[Short task]
Select every line below containing the word "text".

[Data rows]

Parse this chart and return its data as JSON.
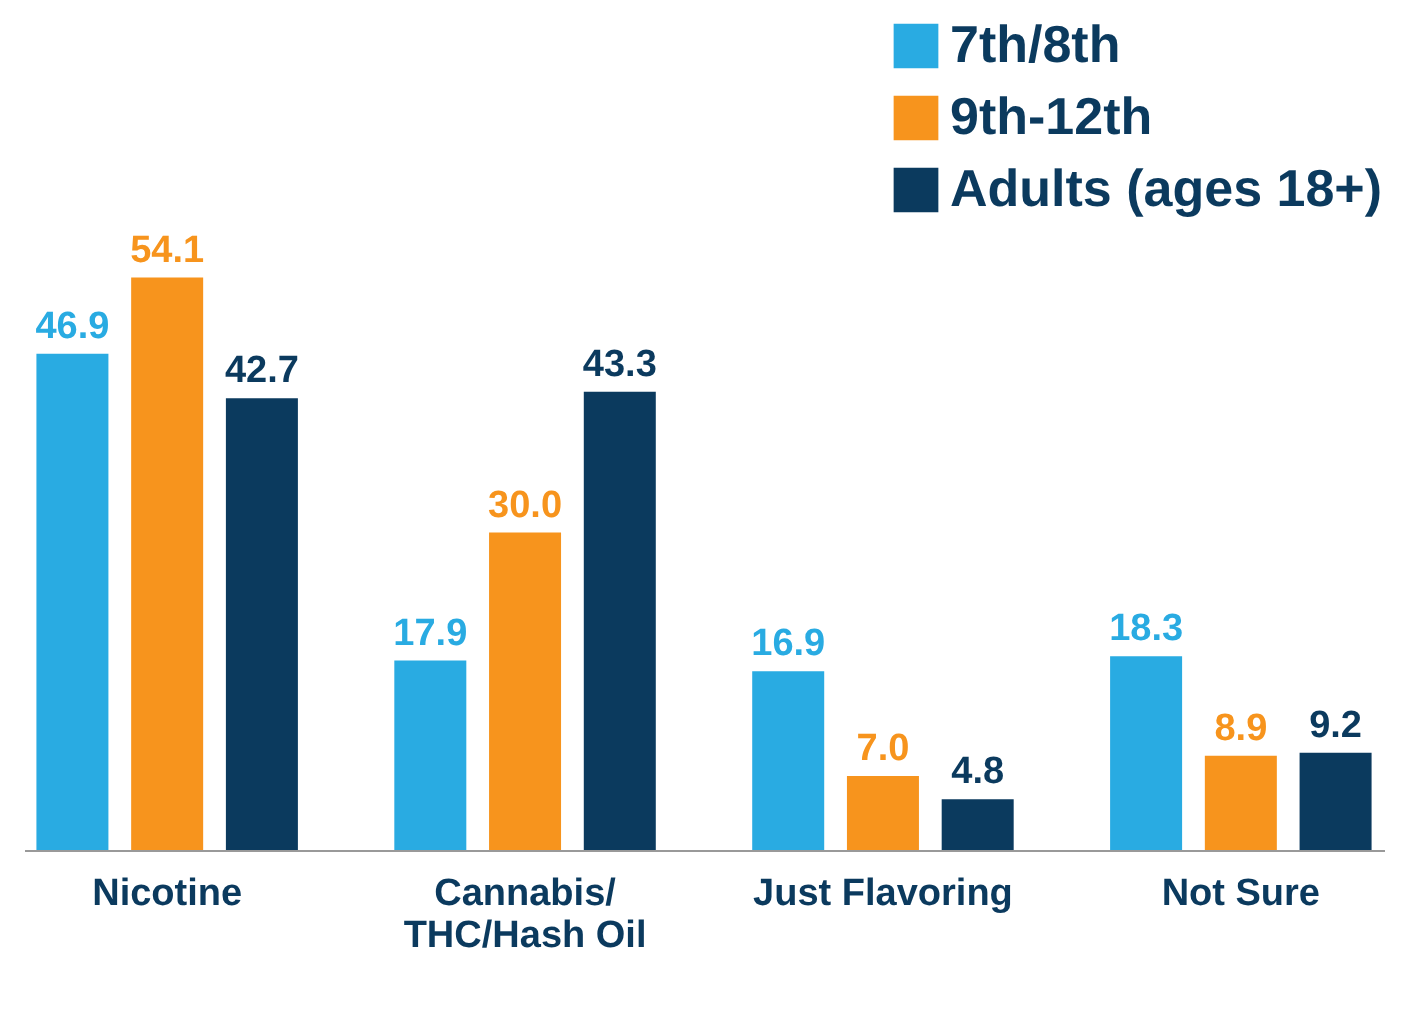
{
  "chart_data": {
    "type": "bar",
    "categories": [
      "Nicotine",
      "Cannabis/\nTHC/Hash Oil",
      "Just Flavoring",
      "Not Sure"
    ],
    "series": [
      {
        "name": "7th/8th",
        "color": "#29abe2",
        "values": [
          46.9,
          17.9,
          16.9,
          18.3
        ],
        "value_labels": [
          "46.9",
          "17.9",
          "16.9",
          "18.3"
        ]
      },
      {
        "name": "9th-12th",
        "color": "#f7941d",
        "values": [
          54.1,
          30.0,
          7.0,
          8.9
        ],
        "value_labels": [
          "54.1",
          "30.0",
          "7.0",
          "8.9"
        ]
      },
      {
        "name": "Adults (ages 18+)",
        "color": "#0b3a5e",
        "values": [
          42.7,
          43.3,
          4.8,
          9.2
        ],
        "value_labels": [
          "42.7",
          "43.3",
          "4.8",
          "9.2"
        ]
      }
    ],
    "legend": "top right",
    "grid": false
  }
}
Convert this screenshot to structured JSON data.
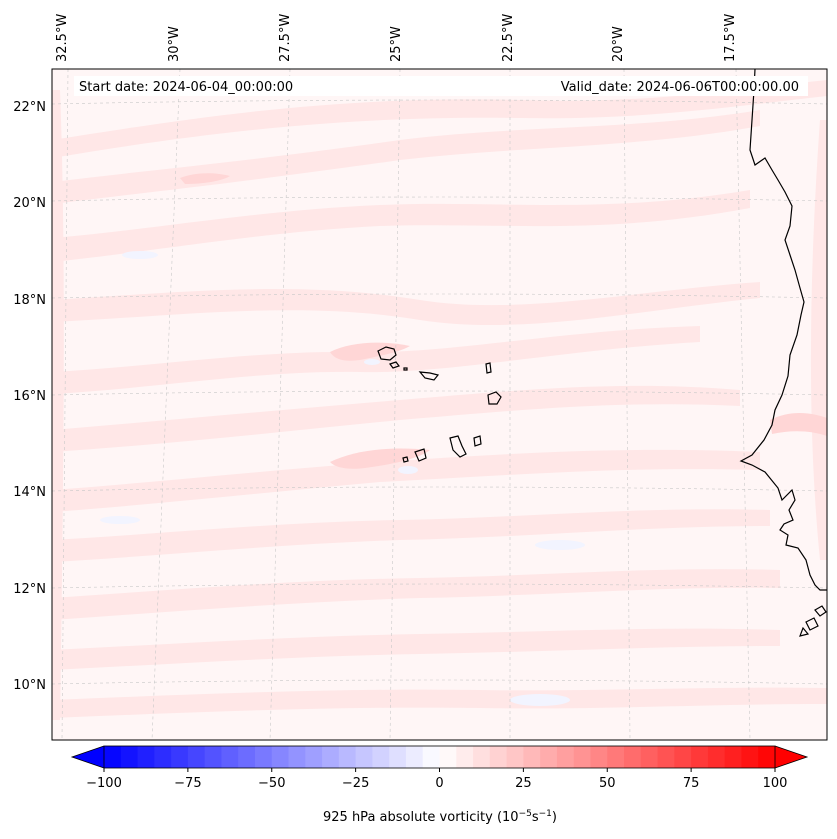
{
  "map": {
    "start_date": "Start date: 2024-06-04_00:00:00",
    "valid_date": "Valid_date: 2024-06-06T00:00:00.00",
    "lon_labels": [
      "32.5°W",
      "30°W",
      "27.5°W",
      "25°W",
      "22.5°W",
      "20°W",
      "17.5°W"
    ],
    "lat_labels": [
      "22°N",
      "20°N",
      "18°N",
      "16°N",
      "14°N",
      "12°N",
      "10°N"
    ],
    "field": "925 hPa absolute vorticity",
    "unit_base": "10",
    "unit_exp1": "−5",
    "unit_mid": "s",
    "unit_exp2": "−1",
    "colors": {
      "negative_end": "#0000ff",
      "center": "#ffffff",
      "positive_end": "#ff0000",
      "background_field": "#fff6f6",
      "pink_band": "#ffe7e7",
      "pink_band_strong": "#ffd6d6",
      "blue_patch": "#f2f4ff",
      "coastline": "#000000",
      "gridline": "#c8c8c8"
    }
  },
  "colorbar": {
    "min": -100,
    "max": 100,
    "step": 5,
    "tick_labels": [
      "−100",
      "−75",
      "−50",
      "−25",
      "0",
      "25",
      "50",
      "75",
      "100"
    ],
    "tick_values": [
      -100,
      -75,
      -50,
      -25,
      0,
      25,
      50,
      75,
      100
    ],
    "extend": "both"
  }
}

* * *

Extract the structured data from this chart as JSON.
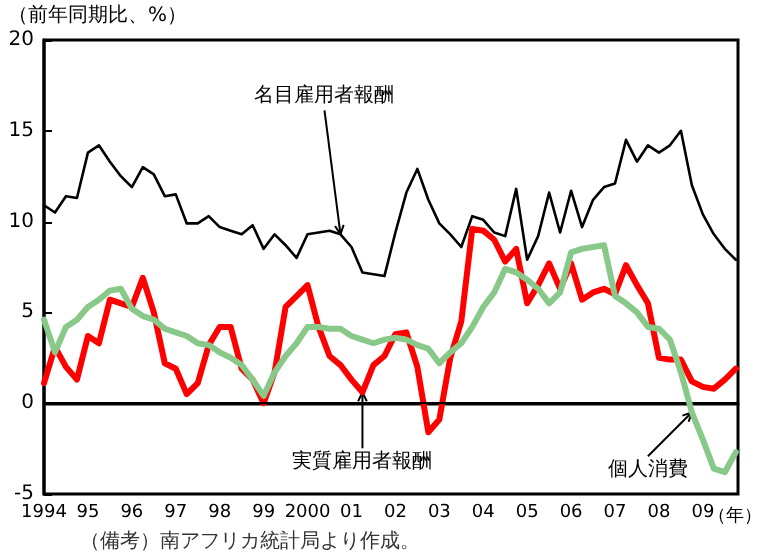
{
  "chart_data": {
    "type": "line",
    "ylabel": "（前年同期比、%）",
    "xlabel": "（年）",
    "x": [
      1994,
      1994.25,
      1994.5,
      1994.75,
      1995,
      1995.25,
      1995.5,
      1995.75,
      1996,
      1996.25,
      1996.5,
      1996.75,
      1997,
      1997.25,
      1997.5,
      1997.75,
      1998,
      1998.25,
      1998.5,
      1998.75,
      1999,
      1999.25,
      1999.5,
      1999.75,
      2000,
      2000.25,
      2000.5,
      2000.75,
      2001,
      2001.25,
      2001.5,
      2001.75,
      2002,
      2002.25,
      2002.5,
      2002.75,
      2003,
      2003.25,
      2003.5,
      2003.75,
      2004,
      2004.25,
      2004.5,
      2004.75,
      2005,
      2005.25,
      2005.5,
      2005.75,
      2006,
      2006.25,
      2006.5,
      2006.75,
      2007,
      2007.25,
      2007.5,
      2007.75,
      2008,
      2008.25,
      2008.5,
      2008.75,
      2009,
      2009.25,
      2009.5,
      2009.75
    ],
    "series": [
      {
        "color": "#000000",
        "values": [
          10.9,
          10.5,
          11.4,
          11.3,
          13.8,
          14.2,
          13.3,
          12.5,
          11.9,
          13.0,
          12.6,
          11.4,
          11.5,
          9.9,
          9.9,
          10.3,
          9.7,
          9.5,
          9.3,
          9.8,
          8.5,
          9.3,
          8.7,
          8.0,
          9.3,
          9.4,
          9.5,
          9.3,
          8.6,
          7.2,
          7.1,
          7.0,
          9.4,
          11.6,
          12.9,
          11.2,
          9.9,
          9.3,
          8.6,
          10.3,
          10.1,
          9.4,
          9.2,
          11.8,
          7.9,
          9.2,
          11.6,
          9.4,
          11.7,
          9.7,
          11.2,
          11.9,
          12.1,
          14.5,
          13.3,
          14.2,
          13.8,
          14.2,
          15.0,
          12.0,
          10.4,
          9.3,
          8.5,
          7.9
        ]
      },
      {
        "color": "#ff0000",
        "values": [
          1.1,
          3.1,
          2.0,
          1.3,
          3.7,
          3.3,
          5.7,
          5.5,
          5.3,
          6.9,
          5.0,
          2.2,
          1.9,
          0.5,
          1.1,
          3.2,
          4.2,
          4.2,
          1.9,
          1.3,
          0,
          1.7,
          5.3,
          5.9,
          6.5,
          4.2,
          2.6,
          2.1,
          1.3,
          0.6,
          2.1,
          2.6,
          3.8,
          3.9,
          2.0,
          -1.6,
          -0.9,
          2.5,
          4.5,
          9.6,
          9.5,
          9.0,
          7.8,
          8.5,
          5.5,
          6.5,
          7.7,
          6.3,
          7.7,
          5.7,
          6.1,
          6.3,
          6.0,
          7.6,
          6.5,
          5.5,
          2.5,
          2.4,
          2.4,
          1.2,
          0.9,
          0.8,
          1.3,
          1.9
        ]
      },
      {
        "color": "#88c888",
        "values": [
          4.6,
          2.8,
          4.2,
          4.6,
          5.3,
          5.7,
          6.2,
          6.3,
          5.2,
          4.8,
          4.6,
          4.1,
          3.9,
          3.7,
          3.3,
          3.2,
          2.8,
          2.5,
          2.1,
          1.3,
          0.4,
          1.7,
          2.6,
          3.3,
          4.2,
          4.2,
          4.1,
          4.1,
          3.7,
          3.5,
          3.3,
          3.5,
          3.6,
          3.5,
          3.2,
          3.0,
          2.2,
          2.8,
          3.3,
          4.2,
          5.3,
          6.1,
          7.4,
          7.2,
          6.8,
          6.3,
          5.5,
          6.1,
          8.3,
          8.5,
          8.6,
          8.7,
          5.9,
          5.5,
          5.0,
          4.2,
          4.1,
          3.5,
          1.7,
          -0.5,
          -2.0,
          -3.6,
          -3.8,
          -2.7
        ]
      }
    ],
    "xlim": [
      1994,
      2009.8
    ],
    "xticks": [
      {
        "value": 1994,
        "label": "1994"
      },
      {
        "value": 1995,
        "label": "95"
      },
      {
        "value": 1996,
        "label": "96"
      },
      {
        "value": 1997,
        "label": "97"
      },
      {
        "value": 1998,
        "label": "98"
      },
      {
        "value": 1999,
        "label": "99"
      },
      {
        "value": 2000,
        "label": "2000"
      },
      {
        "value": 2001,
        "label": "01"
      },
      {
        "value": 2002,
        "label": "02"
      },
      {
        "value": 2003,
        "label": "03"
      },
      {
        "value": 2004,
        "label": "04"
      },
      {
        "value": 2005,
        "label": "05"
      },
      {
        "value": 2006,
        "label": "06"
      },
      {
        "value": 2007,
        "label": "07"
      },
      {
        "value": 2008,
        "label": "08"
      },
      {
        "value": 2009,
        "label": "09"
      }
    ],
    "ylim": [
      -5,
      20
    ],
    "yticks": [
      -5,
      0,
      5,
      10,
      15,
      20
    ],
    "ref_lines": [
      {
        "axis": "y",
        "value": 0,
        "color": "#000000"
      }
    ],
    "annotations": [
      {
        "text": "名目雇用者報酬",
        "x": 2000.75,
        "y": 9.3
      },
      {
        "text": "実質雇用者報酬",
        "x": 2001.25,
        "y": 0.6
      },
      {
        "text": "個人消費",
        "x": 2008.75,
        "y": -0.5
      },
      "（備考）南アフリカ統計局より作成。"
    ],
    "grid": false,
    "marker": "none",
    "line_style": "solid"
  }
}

[Result for this task]
        "text": "名目雇用者報酬",
        "text": "実質雇用者報酬",
        "text": "個人消費",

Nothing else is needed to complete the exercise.